THE TASK:
Output nothing but the number of lines that include the word "JSON".

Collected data
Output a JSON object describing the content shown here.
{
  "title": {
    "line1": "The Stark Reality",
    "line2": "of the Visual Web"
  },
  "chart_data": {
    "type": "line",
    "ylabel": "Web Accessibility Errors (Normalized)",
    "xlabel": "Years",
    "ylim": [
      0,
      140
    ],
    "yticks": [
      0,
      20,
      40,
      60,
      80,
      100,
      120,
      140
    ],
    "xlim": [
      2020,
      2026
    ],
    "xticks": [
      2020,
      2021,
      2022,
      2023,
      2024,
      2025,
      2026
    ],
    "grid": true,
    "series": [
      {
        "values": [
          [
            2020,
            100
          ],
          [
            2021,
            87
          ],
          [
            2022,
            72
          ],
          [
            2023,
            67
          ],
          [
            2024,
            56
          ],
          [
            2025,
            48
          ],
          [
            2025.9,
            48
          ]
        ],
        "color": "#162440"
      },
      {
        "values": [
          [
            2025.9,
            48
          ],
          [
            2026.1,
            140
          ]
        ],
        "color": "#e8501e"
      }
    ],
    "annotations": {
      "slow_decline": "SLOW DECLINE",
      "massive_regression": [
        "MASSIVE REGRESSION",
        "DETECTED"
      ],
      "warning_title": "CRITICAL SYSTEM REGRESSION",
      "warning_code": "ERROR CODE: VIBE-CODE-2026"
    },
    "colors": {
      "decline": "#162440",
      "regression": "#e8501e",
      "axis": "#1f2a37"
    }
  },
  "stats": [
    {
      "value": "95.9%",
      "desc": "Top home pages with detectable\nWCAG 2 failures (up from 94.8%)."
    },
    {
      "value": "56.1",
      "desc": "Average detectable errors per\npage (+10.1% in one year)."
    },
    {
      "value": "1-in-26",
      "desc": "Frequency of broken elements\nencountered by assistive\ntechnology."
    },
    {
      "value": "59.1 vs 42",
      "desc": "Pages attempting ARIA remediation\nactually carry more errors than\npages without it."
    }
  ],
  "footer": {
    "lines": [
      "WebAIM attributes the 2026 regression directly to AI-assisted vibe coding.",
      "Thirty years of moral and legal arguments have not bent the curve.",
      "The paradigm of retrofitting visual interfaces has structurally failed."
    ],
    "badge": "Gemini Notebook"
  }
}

* * *

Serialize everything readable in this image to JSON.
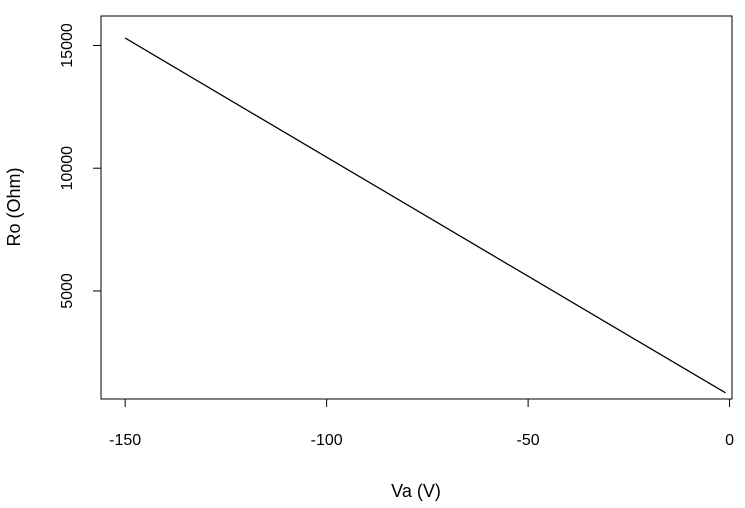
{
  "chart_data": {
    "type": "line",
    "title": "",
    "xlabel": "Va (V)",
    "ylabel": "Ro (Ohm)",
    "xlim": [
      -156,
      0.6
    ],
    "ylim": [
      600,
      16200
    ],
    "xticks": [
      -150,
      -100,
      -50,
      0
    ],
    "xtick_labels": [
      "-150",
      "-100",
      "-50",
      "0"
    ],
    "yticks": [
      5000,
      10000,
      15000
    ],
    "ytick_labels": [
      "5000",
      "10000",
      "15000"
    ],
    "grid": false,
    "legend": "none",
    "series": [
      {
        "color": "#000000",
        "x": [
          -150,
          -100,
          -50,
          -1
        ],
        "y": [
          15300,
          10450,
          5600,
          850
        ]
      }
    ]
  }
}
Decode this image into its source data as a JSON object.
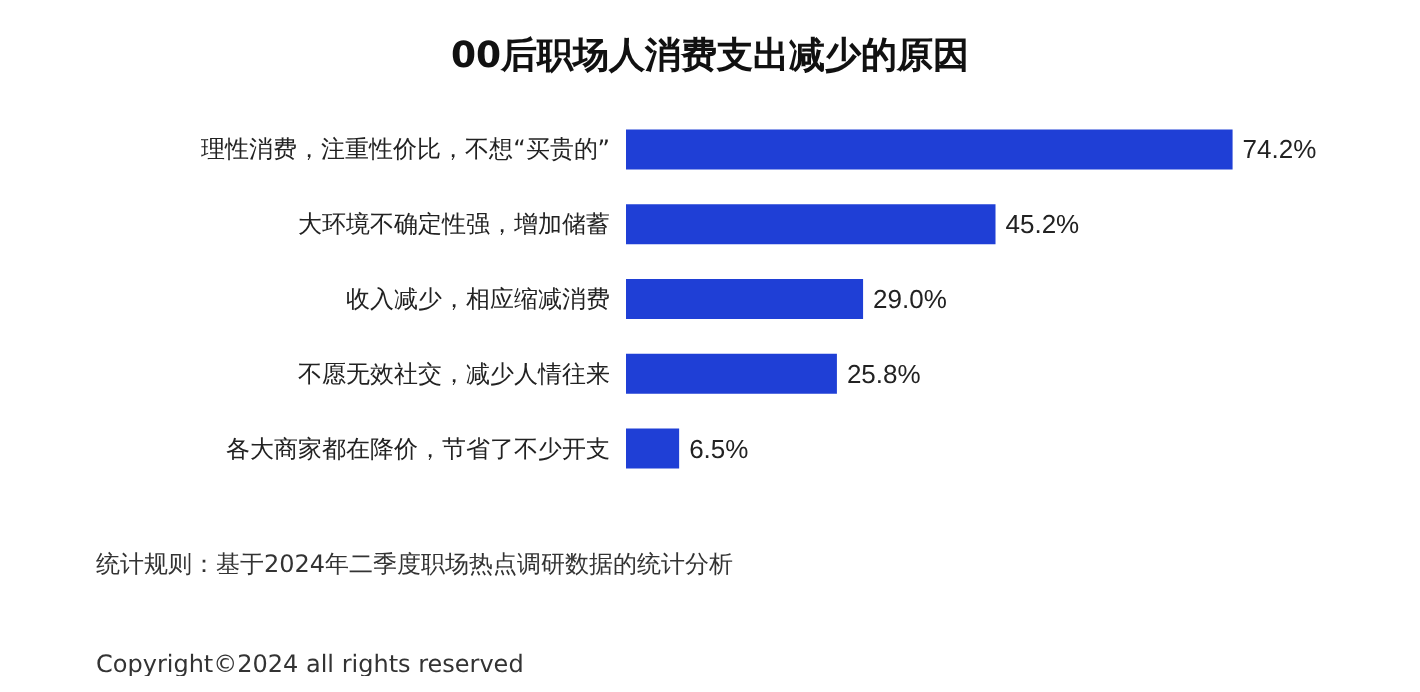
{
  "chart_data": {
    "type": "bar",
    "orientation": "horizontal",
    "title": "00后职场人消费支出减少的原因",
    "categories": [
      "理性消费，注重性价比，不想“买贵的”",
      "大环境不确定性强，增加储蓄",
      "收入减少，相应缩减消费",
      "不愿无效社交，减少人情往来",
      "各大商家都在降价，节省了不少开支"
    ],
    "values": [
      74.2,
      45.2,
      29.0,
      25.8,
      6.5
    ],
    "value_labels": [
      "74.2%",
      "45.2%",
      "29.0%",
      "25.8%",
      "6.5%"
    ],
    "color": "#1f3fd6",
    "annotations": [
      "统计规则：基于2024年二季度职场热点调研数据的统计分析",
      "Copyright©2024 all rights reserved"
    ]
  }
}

SOLUTION TO THE PROBLEM:
3